● Written instruction
Render the stretch from the opening line of the entries through the line containing "250, 398, 261)" as a JSON list of strings, one string per line, omitting any blank lines.
** Start **
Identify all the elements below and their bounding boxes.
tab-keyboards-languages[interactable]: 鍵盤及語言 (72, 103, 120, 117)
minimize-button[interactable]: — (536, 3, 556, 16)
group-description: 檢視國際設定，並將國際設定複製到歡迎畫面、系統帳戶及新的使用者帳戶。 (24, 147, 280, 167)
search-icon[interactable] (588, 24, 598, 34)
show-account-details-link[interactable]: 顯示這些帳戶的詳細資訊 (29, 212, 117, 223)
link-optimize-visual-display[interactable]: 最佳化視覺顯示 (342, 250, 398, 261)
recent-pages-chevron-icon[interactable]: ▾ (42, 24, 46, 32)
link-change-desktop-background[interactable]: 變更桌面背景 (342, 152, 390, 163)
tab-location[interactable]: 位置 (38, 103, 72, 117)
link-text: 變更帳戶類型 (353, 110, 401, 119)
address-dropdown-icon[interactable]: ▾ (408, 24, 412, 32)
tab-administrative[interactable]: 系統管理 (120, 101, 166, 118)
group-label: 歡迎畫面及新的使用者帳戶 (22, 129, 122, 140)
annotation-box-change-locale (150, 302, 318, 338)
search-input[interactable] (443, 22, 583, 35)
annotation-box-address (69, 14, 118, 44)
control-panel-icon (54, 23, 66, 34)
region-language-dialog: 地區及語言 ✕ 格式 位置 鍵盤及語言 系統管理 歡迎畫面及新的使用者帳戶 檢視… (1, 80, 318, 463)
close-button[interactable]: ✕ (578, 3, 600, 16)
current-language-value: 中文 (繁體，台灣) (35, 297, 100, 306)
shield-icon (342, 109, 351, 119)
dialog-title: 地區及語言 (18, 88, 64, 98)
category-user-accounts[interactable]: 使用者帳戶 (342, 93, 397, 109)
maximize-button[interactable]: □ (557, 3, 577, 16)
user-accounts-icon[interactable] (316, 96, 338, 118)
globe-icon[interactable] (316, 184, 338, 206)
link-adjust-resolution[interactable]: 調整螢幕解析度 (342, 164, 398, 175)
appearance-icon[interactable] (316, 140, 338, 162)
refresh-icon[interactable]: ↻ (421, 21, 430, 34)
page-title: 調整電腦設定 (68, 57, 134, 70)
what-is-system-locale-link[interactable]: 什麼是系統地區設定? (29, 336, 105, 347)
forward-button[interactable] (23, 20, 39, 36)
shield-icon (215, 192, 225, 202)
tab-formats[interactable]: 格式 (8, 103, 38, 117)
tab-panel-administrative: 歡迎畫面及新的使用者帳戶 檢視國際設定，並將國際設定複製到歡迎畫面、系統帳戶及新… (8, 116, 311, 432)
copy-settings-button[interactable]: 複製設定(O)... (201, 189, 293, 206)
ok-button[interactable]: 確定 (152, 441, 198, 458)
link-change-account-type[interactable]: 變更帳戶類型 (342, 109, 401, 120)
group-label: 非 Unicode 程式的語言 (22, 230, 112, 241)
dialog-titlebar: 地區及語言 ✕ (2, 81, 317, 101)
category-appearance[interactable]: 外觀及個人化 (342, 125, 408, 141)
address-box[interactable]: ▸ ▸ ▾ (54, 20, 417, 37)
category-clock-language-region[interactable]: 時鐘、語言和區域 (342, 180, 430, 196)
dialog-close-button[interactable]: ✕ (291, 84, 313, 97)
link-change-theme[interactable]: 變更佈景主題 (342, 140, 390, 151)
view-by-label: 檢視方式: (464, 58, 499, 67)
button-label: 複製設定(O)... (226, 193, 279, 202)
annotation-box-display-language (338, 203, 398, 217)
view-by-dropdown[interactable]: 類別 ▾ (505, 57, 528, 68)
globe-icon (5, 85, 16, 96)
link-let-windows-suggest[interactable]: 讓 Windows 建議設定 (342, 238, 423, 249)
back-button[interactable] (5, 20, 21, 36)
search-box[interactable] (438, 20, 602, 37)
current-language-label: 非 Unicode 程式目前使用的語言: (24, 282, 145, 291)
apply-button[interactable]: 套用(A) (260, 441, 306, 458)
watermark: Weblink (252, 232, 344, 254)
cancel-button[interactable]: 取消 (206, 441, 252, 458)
** End **
● Task solution
[
  "Identify all the elements below and their bounding boxes.",
  "tab-keyboards-languages[interactable]: 鍵盤及語言 (72, 103, 120, 117)",
  "minimize-button[interactable]: — (536, 3, 556, 16)",
  "group-description: 檢視國際設定，並將國際設定複製到歡迎畫面、系統帳戶及新的使用者帳戶。 (24, 147, 280, 167)",
  "search-icon[interactable] (588, 24, 598, 34)",
  "show-account-details-link[interactable]: 顯示這些帳戶的詳細資訊 (29, 212, 117, 223)",
  "link-optimize-visual-display[interactable]: 最佳化視覺顯示 (342, 250, 398, 261)"
]